* DATASET ENTRIES
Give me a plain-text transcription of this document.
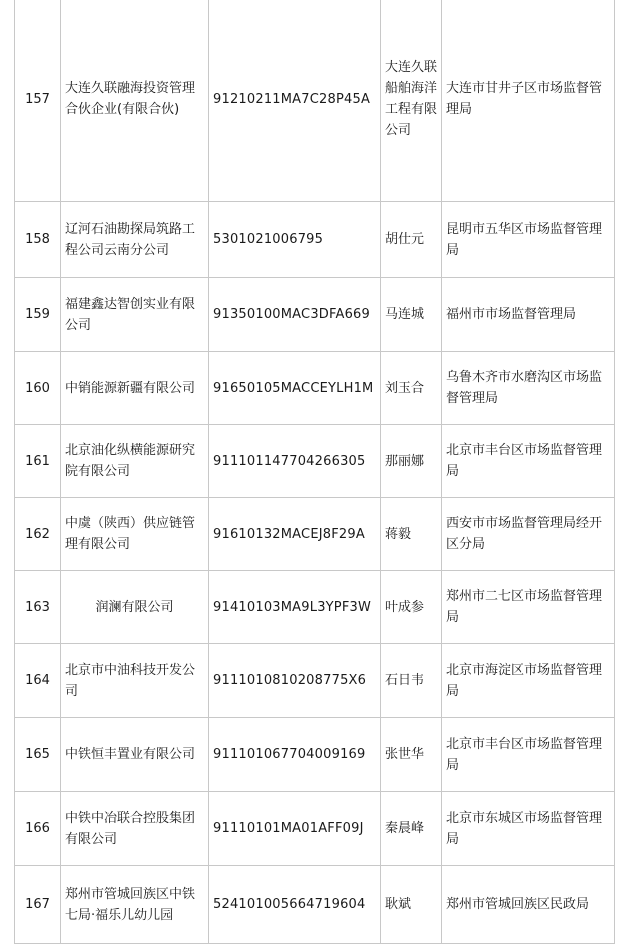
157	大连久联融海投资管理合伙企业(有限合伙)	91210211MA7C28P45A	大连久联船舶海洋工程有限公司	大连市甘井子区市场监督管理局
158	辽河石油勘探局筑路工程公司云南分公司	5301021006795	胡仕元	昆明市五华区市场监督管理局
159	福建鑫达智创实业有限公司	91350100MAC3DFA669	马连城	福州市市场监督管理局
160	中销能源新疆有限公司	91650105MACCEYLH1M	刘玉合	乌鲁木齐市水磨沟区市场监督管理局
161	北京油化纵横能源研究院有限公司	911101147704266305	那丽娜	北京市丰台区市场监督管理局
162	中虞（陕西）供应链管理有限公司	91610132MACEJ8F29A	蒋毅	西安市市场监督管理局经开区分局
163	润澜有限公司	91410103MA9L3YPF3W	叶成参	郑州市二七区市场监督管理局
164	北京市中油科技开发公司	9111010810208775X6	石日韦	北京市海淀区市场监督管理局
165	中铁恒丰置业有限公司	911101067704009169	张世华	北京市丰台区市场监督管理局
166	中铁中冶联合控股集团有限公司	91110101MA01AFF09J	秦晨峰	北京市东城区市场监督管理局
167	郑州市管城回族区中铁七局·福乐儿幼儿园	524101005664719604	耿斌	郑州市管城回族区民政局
---
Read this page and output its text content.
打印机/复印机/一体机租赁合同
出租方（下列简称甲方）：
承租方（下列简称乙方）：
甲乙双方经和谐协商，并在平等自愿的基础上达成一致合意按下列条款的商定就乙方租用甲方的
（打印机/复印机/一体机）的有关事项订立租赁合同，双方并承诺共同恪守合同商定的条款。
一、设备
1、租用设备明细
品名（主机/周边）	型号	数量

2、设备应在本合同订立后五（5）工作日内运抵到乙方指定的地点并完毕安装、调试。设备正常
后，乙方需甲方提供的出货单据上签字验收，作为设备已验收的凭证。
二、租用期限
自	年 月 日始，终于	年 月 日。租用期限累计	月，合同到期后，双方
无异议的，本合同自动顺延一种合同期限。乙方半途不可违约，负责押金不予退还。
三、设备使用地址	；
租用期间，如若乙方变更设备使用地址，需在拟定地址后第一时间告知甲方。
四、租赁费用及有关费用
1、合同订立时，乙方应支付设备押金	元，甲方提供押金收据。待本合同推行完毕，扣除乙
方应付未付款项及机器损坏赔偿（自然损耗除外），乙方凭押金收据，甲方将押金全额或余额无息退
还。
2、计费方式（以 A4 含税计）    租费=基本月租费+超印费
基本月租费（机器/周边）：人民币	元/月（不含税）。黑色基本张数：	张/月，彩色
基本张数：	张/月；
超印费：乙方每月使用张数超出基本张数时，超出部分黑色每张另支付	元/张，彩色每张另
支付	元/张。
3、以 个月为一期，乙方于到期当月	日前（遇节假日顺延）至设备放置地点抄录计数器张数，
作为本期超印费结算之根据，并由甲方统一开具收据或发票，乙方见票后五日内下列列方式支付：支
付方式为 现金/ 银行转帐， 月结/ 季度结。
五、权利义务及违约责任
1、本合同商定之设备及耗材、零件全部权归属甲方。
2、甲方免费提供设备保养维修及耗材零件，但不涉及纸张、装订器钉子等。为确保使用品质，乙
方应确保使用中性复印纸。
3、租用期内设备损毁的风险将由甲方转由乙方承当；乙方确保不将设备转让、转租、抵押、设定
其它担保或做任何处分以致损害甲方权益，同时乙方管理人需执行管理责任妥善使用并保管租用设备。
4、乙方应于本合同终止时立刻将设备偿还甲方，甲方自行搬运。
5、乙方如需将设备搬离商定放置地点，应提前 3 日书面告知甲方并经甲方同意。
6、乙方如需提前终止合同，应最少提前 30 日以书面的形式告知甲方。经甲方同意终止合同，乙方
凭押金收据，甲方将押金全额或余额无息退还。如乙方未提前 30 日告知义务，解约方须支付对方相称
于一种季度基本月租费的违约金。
...
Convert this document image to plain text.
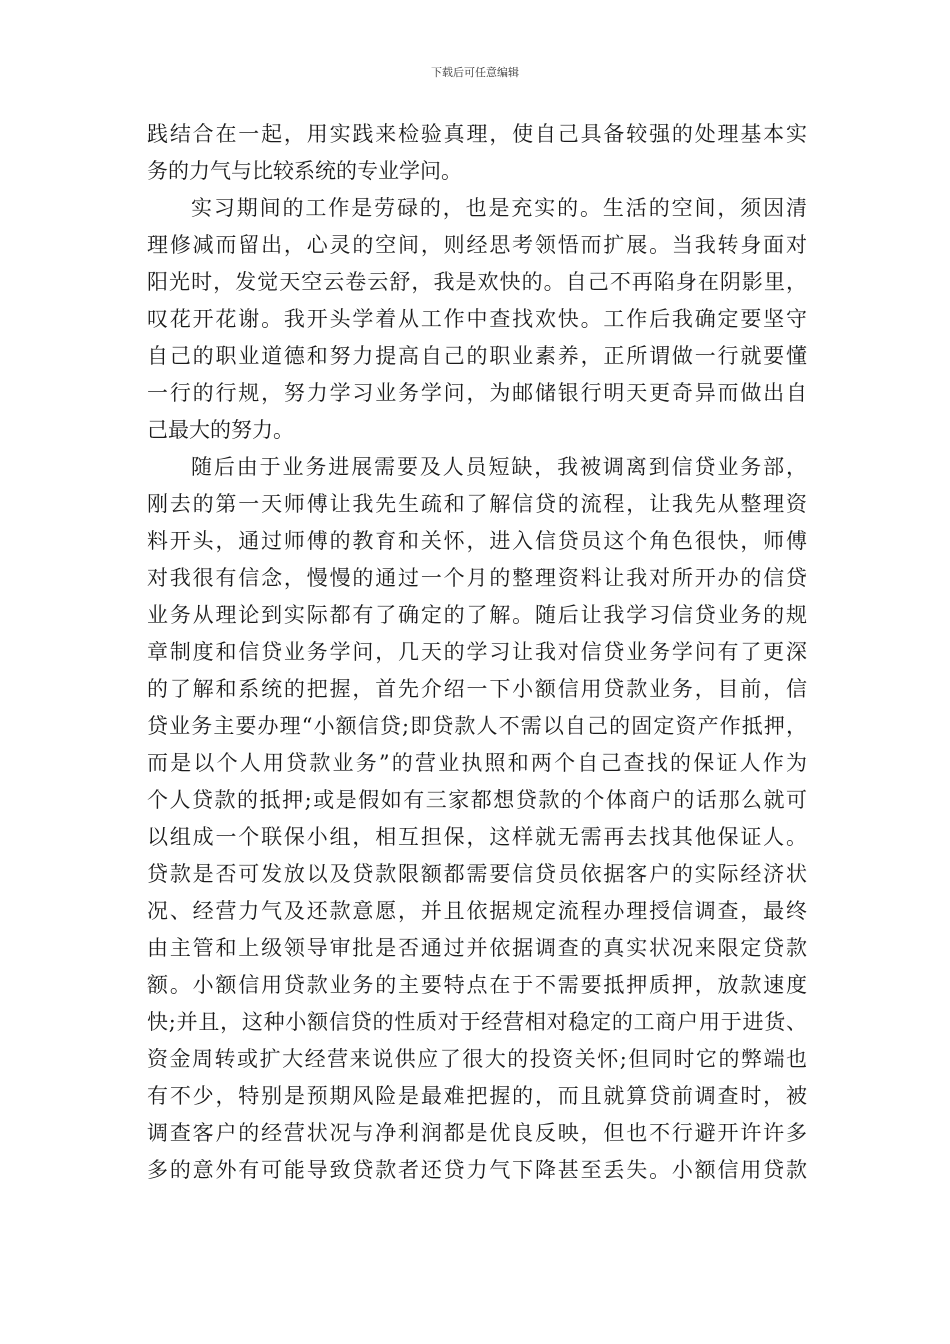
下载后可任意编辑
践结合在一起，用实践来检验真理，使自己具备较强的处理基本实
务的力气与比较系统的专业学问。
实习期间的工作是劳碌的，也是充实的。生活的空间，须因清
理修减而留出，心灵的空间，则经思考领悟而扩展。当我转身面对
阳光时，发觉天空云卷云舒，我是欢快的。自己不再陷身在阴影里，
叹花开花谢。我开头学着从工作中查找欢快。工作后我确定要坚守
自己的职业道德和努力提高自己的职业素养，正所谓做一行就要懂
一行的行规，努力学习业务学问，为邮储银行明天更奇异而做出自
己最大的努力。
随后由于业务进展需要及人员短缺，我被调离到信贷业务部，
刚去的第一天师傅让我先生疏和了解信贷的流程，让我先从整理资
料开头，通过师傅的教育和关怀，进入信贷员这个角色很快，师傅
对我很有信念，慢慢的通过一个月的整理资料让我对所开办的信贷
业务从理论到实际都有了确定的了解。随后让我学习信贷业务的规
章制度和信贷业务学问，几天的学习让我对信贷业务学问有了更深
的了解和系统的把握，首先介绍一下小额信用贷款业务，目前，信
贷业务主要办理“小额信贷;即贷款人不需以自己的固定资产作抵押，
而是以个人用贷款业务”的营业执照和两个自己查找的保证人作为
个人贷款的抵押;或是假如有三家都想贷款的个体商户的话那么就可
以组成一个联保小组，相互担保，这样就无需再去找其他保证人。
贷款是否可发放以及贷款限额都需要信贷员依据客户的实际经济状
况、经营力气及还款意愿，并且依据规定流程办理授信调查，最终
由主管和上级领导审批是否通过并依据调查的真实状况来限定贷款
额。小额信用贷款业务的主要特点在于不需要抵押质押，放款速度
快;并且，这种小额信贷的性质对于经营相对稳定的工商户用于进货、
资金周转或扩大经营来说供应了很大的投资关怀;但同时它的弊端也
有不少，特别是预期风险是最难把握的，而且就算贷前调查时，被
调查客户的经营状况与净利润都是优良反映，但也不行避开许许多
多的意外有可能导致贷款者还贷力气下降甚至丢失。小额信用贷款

* WRITTEN REQUEST
Gather each line in these records that contains the string "plain".

* EXERCISE OUTPUT
Give me a plain-text transcription of this document.
Convert this document image to plain text.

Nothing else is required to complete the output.